# Work instructions
In the copy, keep every record exact and leave out all images.

# Records for this exercise
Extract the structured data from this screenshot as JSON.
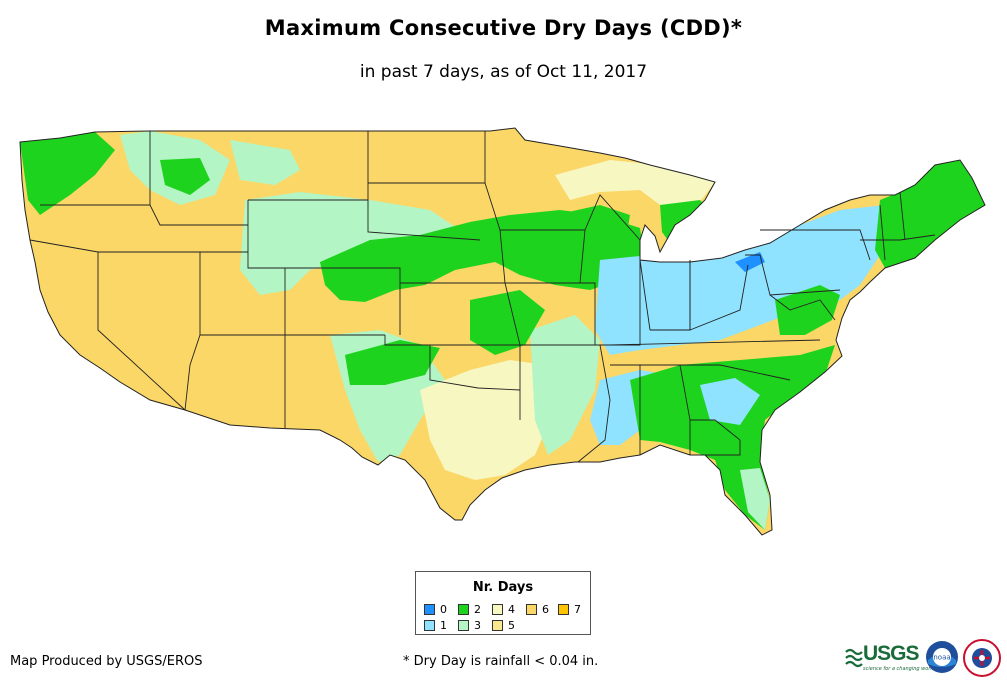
{
  "title": "Maximum Consecutive Dry Days (CDD)*",
  "subtitle": "in past 7 days, as of Oct 11, 2017",
  "legend": {
    "title": "Nr. Days",
    "items": [
      {
        "label": "0",
        "color": "#1e90ff"
      },
      {
        "label": "1",
        "color": "#8fe3ff"
      },
      {
        "label": "2",
        "color": "#1ed31e"
      },
      {
        "label": "3",
        "color": "#b3f5c4"
      },
      {
        "label": "4",
        "color": "#f7f7c2"
      },
      {
        "label": "5",
        "color": "#fbe88e"
      },
      {
        "label": "6",
        "color": "#fbd767"
      },
      {
        "label": "7",
        "color": "#ffc400"
      }
    ]
  },
  "footer": {
    "credit": "Map Produced by USGS/EROS",
    "footnote": "* Dry Day is rainfall < 0.04 in."
  },
  "logos": {
    "usgs": "USGS",
    "usgs_tagline": "science for a changing world",
    "noaa": "noaa"
  },
  "icons": {
    "usgs": "usgs-logo-icon",
    "noaa": "noaa-logo-icon",
    "nws": "nws-logo-icon"
  }
}
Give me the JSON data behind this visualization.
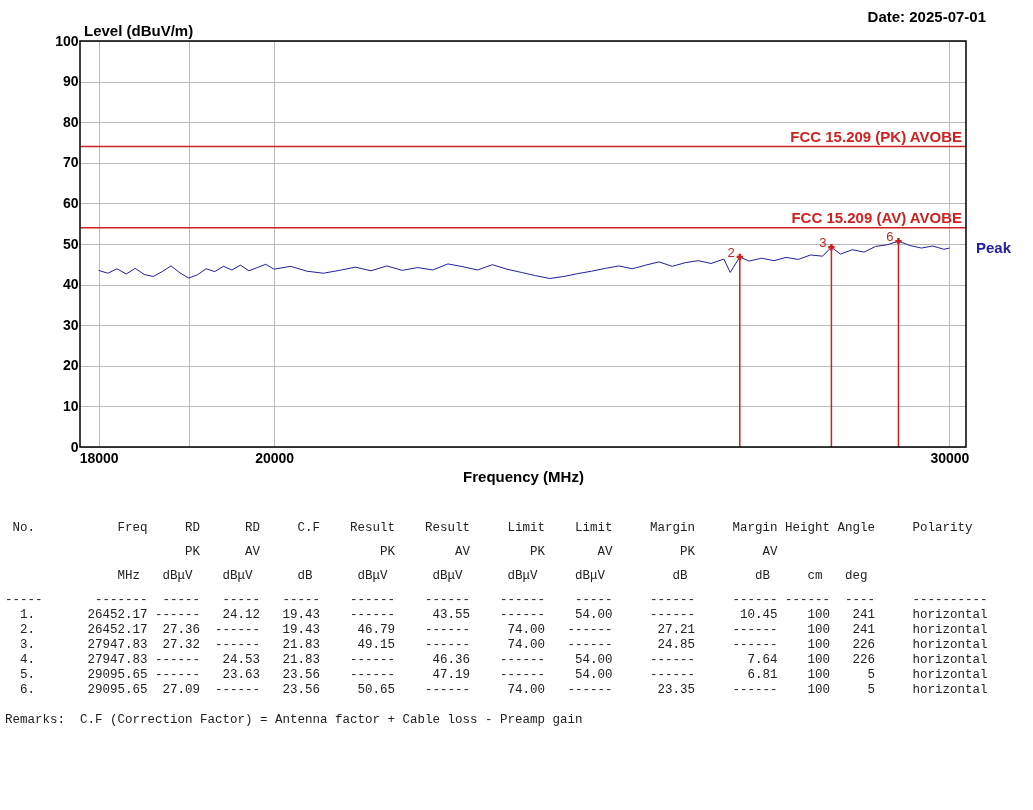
{
  "chart_data": {
    "type": "line",
    "xlabel": "Frequency (MHz)",
    "ylabel": "Level (dBuV/m)",
    "log": "x",
    "xlim": [
      17800,
      30300
    ],
    "xticks": [
      18000,
      {
        "value": 19000,
        "label": null
      },
      20000,
      30000
    ],
    "ylim": [
      0,
      100
    ],
    "yticks": [
      0,
      10,
      20,
      30,
      40,
      50,
      60,
      70,
      80,
      90,
      100
    ],
    "grid": true,
    "legend": false,
    "line_style": "solid",
    "series": [
      {
        "name": "Peak",
        "color": "#2020a0",
        "x": [
          18000,
          18100,
          18200,
          18300,
          18400,
          18500,
          18600,
          18700,
          18800,
          18900,
          19000,
          19100,
          19200,
          19300,
          19400,
          19500,
          19600,
          19700,
          19800,
          19900,
          20000,
          20200,
          20400,
          20600,
          20800,
          21000,
          21200,
          21400,
          21600,
          21800,
          22000,
          22200,
          22400,
          22600,
          22800,
          23000,
          23200,
          23400,
          23600,
          23800,
          24000,
          24200,
          24400,
          24600,
          24800,
          25000,
          25200,
          25400,
          25600,
          25800,
          26000,
          26200,
          26300,
          26452.17,
          26600,
          26800,
          27000,
          27200,
          27400,
          27600,
          27800,
          27947.83,
          28100,
          28300,
          28500,
          28700,
          28900,
          29095.65,
          29300,
          29500,
          29700,
          29900,
          30000
        ],
        "values": [
          43.5,
          42.8,
          43.9,
          42.6,
          44.0,
          42.5,
          42.0,
          43.2,
          44.6,
          42.9,
          41.6,
          42.4,
          43.9,
          43.2,
          44.5,
          43.6,
          44.8,
          43.4,
          44.2,
          45.0,
          43.8,
          44.5,
          43.3,
          42.8,
          43.5,
          44.3,
          43.4,
          44.6,
          43.5,
          44.2,
          43.6,
          45.1,
          44.4,
          43.6,
          44.9,
          43.8,
          43.0,
          42.2,
          41.5,
          42.0,
          42.7,
          43.3,
          44.0,
          44.6,
          43.9,
          44.8,
          45.6,
          44.5,
          45.4,
          45.9,
          45.2,
          46.3,
          43.0,
          46.8,
          45.8,
          46.5,
          45.9,
          46.7,
          46.2,
          47.3,
          47.0,
          49.2,
          47.5,
          48.6,
          48.0,
          49.4,
          49.8,
          50.7,
          49.6,
          49.0,
          49.5,
          48.7,
          49.0
        ]
      },
      {
        "type": "lollipop",
        "color": "#d02020",
        "x": [
          26452.17,
          27947.83,
          29095.65
        ],
        "values": [
          46.8,
          49.2,
          50.7
        ]
      }
    ],
    "ref_lines": [
      {
        "axis": "y",
        "value": 74,
        "label": "FCC 15.209 (PK) AVOBE",
        "color": "#d02020"
      },
      {
        "axis": "y",
        "value": 54,
        "label": "FCC 15.209 (AV) AVOBE",
        "color": "#d02020"
      }
    ],
    "annotations": [
      {
        "text": "2",
        "x": 26452.17,
        "y": 46.8
      },
      {
        "text": "3",
        "x": 27947.83,
        "y": 49.2
      },
      {
        "text": "6",
        "x": 29095.65,
        "y": 50.7
      },
      "Date: 2025-07-01",
      " No.           Freq     RD      RD     C.F    Result    Result     Limit    Limit     Margin     Margin Height Angle     Polarity",
      "                        PK      AV                PK        AV        PK       AV         PK         AV",
      "               MHz   dBμV    dBμV      dB      dBμV      dBμV      dBμV     dBμV         dB         dB     cm   deg",
      "-----       -------  -----   -----   -----    ------    ------    ------    -----     ------     ------ ------  ----     ----------",
      "  1.       26452.17 ------   24.12   19.43    ------     43.55    ------    54.00     ------      10.45    100   241     horizontal",
      "  2.       26452.17  27.36  ------   19.43     46.79    ------     74.00   ------      27.21     ------    100   241     horizontal",
      "  3.       27947.83  27.32  ------   21.83     49.15    ------     74.00   ------      24.85     ------    100   226     horizontal",
      "  4.       27947.83 ------   24.53   21.83    ------     46.36    ------    54.00     ------       7.64    100   226     horizontal",
      "  5.       29095.65 ------   23.63   23.56    ------     47.19    ------    54.00     ------       6.81    100     5     horizontal",
      "  6.       29095.65  27.09  ------   23.56     50.65    ------     74.00   ------      23.35     ------    100     5     horizontal",
      "Remarks:  C.F (Correction Factor) = Antenna factor + Cable loss - Preamp gain"
    ]
  }
}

# Solution for this task
Extract the structured data from this screenshot as JSON.
{
  "title": "Maximum Consecutive Dry Days (CDD)*",
  "subtitle": "in past 7 days, as of Oct 11, 2017",
  "legend": {
    "title": "Nr. Days",
    "items": [
      {
        "label": "0",
        "color": "#1e90ff"
      },
      {
        "label": "1",
        "color": "#8fe3ff"
      },
      {
        "label": "2",
        "color": "#1ed31e"
      },
      {
        "label": "3",
        "color": "#b3f5c4"
      },
      {
        "label": "4",
        "color": "#f7f7c2"
      },
      {
        "label": "5",
        "color": "#fbe88e"
      },
      {
        "label": "6",
        "color": "#fbd767"
      },
      {
        "label": "7",
        "color": "#ffc400"
      }
    ]
  },
  "footer": {
    "credit": "Map Produced by USGS/EROS",
    "footnote": "* Dry Day is rainfall < 0.04 in."
  },
  "logos": {
    "usgs": "USGS",
    "usgs_tagline": "science for a changing world",
    "noaa": "noaa"
  },
  "icons": {
    "usgs": "usgs-logo-icon",
    "noaa": "noaa-logo-icon",
    "nws": "nws-logo-icon"
  }
}
Give me the JSON data behind this visualization.
{
  "chart_data": {
    "type": "line",
    "xlabel": "Frequency (MHz)",
    "ylabel": "Level (dBuV/m)",
    "log": "x",
    "xlim": [
      17800,
      30300
    ],
    "xticks": [
      18000,
      {
        "value": 19000,
        "label": null
      },
      20000,
      30000
    ],
    "ylim": [
      0,
      100
    ],
    "yticks": [
      0,
      10,
      20,
      30,
      40,
      50,
      60,
      70,
      80,
      90,
      100
    ],
    "grid": true,
    "legend": false,
    "line_style": "solid",
    "series": [
      {
        "name": "Peak",
        "color": "#2020a0",
        "x": [
          18000,
          18100,
          18200,
          18300,
          18400,
          18500,
          18600,
          18700,
          18800,
          18900,
          19000,
          19100,
          19200,
          19300,
          19400,
          19500,
          19600,
          19700,
          19800,
          19900,
          20000,
          20200,
          20400,
          20600,
          20800,
          21000,
          21200,
          21400,
          21600,
          21800,
          22000,
          22200,
          22400,
          22600,
          22800,
          23000,
          23200,
          23400,
          23600,
          23800,
          24000,
          24200,
          24400,
          24600,
          24800,
          25000,
          25200,
          25400,
          25600,
          25800,
          26000,
          26200,
          26300,
          26452.17,
          26600,
          26800,
          27000,
          27200,
          27400,
          27600,
          27800,
          27947.83,
          28100,
          28300,
          28500,
          28700,
          28900,
          29095.65,
          29300,
          29500,
          29700,
          29900,
          30000
        ],
        "values": [
          43.5,
          42.8,
          43.9,
          42.6,
          44.0,
          42.5,
          42.0,
          43.2,
          44.6,
          42.9,
          41.6,
          42.4,
          43.9,
          43.2,
          44.5,
          43.6,
          44.8,
          43.4,
          44.2,
          45.0,
          43.8,
          44.5,
          43.3,
          42.8,
          43.5,
          44.3,
          43.4,
          44.6,
          43.5,
          44.2,
          43.6,
          45.1,
          44.4,
          43.6,
          44.9,
          43.8,
          43.0,
          42.2,
          41.5,
          42.0,
          42.7,
          43.3,
          44.0,
          44.6,
          43.9,
          44.8,
          45.6,
          44.5,
          45.4,
          45.9,
          45.2,
          46.3,
          43.0,
          46.8,
          45.8,
          46.5,
          45.9,
          46.7,
          46.2,
          47.3,
          47.0,
          49.2,
          47.5,
          48.6,
          48.0,
          49.4,
          49.8,
          50.7,
          49.6,
          49.0,
          49.5,
          48.7,
          49.0
        ]
      },
      {
        "type": "lollipop",
        "color": "#d02020",
        "x": [
          26452.17,
          27947.83,
          29095.65
        ],
        "values": [
          46.8,
          49.2,
          50.7
        ]
      }
    ],
    "ref_lines": [
      {
        "axis": "y",
        "value": 74,
        "label": "FCC 15.209 (PK) AVOBE",
        "color": "#d02020"
      },
      {
        "axis": "y",
        "value": 54,
        "label": "FCC 15.209 (AV) AVOBE",
        "color": "#d02020"
      }
    ],
    "annotations": [
      {
        "text": "2",
        "x": 26452.17,
        "y": 46.8
      },
      {
        "text": "3",
        "x": 27947.83,
        "y": 49.2
      },
      {
        "text": "6",
        "x": 29095.65,
        "y": 50.7
      },
      "Date: 2025-07-01",
      " No.           Freq     RD      RD     C.F    Result    Result     Limit    Limit     Margin     Margin Height Angle     Polarity",
      "                        PK      AV                PK        AV        PK       AV         PK         AV",
      "               MHz   dBμV    dBμV      dB      dBμV      dBμV      dBμV     dBμV         dB         dB     cm   deg",
      "-----       -------  -----   -----   -----    ------    ------    ------    -----     ------     ------ ------  ----     ----------",
      "  1.       26452.17 ------   24.12   19.43    ------     43.55    ------    54.00     ------      10.45    100   241     horizontal",
      "  2.       26452.17  27.36  ------   19.43     46.79    ------     74.00   ------      27.21     ------    100   241     horizontal",
      "  3.       27947.83  27.32  ------   21.83     49.15    ------     74.00   ------      24.85     ------    100   226     horizontal",
      "  4.       27947.83 ------   24.53   21.83    ------     46.36    ------    54.00     ------       7.64    100   226     horizontal",
      "  5.       29095.65 ------   23.63   23.56    ------     47.19    ------    54.00     ------       6.81    100     5     horizontal",
      "  6.       29095.65  27.09  ------   23.56     50.65    ------     74.00   ------      23.35     ------    100     5     horizontal",
      "Remarks:  C.F (Correction Factor) = Antenna factor + Cable loss - Preamp gain"
    ]
  }
}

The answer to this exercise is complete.